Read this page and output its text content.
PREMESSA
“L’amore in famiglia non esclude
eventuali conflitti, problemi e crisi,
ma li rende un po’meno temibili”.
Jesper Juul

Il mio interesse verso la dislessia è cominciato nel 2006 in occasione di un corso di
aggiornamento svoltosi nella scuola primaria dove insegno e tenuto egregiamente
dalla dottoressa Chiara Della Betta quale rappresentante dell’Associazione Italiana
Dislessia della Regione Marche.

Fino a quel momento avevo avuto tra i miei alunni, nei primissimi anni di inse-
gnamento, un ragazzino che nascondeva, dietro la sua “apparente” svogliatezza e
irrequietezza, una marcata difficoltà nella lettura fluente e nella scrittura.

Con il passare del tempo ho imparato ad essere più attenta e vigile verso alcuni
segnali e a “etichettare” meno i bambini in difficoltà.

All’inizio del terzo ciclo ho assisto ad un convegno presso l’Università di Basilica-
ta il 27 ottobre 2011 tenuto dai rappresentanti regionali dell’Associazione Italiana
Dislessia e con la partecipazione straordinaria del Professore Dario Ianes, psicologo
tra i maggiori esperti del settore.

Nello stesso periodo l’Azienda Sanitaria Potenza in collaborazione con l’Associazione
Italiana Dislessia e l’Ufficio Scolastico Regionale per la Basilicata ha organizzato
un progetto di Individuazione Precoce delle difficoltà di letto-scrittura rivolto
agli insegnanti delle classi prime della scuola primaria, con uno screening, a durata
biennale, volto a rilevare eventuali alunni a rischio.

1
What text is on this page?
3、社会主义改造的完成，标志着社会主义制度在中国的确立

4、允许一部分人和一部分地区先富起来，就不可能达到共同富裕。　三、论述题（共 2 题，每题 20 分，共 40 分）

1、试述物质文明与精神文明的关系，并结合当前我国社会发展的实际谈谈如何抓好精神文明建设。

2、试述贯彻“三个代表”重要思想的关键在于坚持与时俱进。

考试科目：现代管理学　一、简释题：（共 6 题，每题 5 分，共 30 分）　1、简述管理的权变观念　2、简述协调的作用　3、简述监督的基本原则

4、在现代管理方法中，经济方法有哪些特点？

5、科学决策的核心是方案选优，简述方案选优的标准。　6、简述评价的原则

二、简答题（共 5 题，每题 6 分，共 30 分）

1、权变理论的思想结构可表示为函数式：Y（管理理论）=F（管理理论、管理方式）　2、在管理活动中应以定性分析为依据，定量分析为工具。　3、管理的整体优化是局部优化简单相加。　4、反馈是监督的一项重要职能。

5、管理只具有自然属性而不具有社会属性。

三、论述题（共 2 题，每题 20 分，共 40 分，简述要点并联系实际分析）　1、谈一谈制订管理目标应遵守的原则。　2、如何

════

# What the exercise asks:
Set down all of the records shown above once more, exactly.

# Worked answer:
Read this page and output its text content.
PREMESSA
“L’amore in famiglia non esclude
eventuali conflitti, problemi e crisi,
ma li rende un po’meno temibili”.
Jesper Juul

Il mio interesse verso la dislessia è cominciato nel 2006 in occasione di un corso di
aggiornamento svoltosi nella scuola primaria dove insegno e tenuto egregiamente
dalla dottoressa Chiara Della Betta quale rappresentante dell’Associazione Italiana
Dislessia della Regione Marche.

Fino a quel momento avevo avuto tra i miei alunni, nei primissimi anni di inse-
gnamento, un ragazzino che nascondeva, dietro la sua “apparente” svogliatezza e
irrequietezza, una marcata difficoltà nella lettura fluente e nella scrittura.

Con il passare del tempo ho imparato ad essere più attenta e vigile verso alcuni
segnali e a “etichettare” meno i bambini in difficoltà.

All’inizio del terzo ciclo ho assisto ad un convegno presso l’Università di Basilica-
ta il 27 ottobre 2011 tenuto dai rappresentanti regionali dell’Associazione Italiana
Dislessia e con la partecipazione straordinaria del Professore Dario Ianes, psicologo
tra i maggiori esperti del settore.

Nello stesso periodo l’Azienda Sanitaria Potenza in collaborazione con l’Associazione
Italiana Dislessia e l’Ufficio Scolastico Regionale per la Basilicata ha organizzato
un progetto di Individuazione Precoce delle difficoltà di letto-scrittura rivolto
agli insegnanti delle classi prime della scuola primaria, con uno screening, a durata
biennale, volto a rilevare eventuali alunni a rischio.

1
What text is on this page?
3、社会主义改造的完成，标志着社会主义制度在中国的确立

4、允许一部分人和一部分地区先富起来，就不可能达到共同富裕。　三、论述题（共 2 题，每题 20 分，共 40 分）

1、试述物质文明与精神文明的关系，并结合当前我国社会发展的实际谈谈如何抓好精神文明建设。

2、试述贯彻“三个代表”重要思想的关键在于坚持与时俱进。

考试科目：现代管理学　一、简释题：（共 6 题，每题 5 分，共 30 分）　1、简述管理的权变观念　2、简述协调的作用　3、简述监督的基本原则

4、在现代管理方法中，经济方法有哪些特点？

5、科学决策的核心是方案选优，简述方案选优的标准。　6、简述评价的原则

二、简答题（共 5 题，每题 6 分，共 30 分）

1、权变理论的思想结构可表示为函数式：Y（管理理论）=F（管理理论、管理方式）　2、在管理活动中应以定性分析为依据，定量分析为工具。　3、管理的整体优化是局部优化简单相加。　4、反馈是监督的一项重要职能。

5、管理只具有自然属性而不具有社会属性。

三、论述题（共 2 题，每题 20 分，共 40 分，简述要点并联系实际分析）　1、谈一谈制订管理目标应遵守的原则。　2、如何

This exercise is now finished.